* **Material supplied**
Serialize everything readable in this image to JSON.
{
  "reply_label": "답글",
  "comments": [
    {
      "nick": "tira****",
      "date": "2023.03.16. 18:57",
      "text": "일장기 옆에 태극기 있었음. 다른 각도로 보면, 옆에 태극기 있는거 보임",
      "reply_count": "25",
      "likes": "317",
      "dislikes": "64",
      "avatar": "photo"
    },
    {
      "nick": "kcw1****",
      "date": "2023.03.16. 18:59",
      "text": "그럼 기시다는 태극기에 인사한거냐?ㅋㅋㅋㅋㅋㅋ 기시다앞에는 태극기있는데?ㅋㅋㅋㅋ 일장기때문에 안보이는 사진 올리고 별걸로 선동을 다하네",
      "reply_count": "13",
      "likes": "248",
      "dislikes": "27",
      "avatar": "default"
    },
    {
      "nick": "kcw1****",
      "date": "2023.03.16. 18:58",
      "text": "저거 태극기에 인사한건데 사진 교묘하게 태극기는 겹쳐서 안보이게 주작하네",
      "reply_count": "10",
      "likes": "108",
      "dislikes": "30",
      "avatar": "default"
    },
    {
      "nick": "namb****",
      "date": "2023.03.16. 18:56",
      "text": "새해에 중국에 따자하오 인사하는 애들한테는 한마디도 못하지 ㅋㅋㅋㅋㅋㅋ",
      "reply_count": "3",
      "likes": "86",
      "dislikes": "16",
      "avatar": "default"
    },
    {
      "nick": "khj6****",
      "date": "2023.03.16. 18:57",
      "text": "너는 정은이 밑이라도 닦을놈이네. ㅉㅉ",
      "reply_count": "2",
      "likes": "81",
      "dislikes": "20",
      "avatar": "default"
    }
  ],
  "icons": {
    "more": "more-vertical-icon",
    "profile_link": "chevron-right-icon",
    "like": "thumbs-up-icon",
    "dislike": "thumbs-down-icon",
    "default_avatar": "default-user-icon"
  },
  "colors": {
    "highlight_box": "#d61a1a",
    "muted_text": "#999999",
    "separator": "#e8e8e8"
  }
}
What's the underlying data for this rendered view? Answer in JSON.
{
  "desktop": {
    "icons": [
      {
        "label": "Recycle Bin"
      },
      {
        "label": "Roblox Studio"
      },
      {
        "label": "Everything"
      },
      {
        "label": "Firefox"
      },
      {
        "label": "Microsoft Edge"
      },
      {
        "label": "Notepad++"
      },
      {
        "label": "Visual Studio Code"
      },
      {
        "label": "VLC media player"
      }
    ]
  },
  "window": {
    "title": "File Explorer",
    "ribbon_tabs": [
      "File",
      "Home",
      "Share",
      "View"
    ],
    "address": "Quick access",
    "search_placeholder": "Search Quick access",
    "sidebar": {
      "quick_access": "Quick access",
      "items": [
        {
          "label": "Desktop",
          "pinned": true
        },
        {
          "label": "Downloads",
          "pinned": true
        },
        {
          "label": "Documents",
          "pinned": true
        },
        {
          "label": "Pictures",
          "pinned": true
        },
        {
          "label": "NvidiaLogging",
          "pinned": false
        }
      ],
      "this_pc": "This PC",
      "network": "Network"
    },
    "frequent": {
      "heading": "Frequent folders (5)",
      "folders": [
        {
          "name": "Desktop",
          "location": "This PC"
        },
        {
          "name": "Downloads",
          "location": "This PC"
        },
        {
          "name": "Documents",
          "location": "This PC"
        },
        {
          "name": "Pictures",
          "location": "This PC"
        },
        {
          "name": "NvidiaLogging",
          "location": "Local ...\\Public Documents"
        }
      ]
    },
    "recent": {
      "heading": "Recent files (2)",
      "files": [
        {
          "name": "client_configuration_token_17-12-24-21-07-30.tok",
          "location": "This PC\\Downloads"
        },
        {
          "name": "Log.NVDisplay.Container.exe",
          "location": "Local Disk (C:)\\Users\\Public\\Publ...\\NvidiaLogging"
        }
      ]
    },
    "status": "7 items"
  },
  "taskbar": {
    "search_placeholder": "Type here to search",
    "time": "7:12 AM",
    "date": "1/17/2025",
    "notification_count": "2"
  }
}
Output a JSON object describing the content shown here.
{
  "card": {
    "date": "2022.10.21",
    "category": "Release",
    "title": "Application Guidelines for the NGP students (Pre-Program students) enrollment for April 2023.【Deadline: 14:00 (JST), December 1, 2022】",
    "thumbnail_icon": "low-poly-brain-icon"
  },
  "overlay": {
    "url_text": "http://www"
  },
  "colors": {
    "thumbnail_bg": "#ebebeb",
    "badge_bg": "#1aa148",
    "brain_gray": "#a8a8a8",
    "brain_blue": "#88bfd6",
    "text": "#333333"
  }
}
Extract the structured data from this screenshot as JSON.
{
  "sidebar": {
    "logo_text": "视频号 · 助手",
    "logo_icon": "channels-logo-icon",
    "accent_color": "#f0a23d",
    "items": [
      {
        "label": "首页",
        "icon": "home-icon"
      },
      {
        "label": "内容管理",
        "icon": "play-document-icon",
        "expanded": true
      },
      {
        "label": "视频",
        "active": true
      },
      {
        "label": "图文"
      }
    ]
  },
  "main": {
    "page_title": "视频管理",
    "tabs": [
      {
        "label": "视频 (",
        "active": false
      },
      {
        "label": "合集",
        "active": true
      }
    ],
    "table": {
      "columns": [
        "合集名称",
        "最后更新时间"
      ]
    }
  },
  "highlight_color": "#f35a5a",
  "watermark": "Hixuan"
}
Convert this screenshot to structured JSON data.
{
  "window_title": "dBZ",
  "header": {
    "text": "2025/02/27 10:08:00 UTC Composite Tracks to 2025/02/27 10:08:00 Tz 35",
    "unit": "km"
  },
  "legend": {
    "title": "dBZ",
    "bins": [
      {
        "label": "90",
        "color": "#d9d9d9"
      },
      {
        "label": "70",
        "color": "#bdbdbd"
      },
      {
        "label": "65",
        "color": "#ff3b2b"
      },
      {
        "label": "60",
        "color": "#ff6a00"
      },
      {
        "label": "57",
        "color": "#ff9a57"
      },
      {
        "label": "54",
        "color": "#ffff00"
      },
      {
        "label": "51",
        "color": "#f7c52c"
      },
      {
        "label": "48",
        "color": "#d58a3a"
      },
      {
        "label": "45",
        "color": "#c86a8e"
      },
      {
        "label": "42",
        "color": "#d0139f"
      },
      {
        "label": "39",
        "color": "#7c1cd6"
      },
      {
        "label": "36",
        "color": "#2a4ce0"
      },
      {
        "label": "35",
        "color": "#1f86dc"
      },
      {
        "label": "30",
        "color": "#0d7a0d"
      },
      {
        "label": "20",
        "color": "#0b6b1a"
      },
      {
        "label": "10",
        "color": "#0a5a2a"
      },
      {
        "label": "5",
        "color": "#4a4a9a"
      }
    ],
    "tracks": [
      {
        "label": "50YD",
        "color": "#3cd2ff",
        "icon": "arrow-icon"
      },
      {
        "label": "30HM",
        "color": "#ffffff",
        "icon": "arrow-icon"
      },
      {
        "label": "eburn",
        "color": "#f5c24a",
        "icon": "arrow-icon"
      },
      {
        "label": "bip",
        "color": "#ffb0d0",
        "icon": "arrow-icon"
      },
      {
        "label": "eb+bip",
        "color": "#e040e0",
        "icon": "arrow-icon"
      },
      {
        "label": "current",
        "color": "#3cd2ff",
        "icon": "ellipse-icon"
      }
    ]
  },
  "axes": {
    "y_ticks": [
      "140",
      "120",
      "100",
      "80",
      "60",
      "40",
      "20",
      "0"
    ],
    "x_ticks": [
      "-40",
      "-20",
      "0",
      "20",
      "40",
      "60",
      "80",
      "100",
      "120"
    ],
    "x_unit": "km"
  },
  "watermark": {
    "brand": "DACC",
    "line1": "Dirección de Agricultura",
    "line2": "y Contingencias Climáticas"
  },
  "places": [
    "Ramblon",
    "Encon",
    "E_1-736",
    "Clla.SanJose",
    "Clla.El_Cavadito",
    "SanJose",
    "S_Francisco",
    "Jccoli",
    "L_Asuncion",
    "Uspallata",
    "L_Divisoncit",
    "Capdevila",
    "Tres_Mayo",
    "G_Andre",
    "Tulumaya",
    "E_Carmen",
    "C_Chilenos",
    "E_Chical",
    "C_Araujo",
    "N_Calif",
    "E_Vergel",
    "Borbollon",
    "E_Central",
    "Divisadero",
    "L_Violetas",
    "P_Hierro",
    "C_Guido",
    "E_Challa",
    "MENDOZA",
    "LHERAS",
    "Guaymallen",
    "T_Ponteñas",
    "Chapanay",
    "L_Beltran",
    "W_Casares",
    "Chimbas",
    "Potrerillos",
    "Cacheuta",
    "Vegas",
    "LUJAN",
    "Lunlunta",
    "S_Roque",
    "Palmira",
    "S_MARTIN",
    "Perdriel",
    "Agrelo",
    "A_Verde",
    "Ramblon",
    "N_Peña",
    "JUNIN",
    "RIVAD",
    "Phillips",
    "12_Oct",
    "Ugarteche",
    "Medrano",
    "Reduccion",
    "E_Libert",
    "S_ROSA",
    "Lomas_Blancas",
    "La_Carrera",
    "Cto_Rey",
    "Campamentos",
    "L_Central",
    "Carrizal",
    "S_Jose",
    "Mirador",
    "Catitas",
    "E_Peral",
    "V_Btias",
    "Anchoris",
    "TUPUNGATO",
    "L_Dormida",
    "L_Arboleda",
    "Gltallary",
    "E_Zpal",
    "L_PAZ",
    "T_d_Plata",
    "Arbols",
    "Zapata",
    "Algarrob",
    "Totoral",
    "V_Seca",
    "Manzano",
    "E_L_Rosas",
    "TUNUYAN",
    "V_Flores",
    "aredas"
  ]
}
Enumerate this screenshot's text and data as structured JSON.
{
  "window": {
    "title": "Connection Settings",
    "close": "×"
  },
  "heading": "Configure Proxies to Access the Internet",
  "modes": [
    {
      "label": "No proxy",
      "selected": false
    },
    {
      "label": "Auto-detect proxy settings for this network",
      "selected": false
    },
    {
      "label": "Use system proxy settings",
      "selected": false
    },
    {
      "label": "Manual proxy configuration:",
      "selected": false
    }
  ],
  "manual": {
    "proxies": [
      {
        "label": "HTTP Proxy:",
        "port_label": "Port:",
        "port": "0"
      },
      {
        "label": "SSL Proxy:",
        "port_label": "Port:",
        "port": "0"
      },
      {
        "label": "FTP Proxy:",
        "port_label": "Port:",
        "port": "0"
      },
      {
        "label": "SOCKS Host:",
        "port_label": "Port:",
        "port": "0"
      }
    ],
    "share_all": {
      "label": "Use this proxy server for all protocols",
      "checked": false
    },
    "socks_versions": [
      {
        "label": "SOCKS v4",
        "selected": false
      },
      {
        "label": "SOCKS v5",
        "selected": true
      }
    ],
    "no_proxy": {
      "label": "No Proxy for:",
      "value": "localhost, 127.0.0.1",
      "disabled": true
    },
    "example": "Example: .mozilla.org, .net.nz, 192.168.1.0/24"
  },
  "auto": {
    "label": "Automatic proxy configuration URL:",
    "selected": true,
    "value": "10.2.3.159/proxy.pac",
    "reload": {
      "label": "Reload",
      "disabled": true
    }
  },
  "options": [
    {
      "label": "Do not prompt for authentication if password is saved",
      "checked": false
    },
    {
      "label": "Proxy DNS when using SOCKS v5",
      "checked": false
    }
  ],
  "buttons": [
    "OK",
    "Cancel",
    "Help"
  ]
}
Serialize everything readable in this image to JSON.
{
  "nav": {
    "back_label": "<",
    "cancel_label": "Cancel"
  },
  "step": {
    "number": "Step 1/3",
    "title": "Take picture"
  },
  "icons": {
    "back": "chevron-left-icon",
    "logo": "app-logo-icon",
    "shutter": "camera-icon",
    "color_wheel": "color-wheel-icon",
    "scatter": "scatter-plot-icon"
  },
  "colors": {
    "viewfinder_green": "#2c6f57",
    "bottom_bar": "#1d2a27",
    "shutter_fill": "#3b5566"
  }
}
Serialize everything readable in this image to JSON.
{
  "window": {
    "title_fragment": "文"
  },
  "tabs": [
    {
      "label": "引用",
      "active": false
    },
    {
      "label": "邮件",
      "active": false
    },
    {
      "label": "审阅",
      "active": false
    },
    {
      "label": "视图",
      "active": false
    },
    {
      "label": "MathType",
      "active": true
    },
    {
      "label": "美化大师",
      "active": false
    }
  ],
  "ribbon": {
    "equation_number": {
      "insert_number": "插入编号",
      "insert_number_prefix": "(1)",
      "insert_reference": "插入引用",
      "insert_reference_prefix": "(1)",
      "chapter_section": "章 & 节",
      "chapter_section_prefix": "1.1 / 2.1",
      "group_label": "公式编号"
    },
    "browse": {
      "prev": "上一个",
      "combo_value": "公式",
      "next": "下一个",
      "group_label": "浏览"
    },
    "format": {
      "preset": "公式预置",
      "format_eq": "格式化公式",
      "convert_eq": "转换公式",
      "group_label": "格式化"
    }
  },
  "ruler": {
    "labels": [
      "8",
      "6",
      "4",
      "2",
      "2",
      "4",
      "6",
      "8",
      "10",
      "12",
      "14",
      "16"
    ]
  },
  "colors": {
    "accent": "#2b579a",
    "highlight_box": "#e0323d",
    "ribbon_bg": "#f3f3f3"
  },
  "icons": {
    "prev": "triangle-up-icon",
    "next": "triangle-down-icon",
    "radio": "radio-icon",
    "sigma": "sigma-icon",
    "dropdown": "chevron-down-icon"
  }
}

* **The task**
Filter the entries down to the lines with the word "nick" in them.

* **Output**
      "nick": "tira****",
      "nick": "kcw1****",
      "nick": "kcw1****",
      "nick": "namb****",
      "nick": "khj6****",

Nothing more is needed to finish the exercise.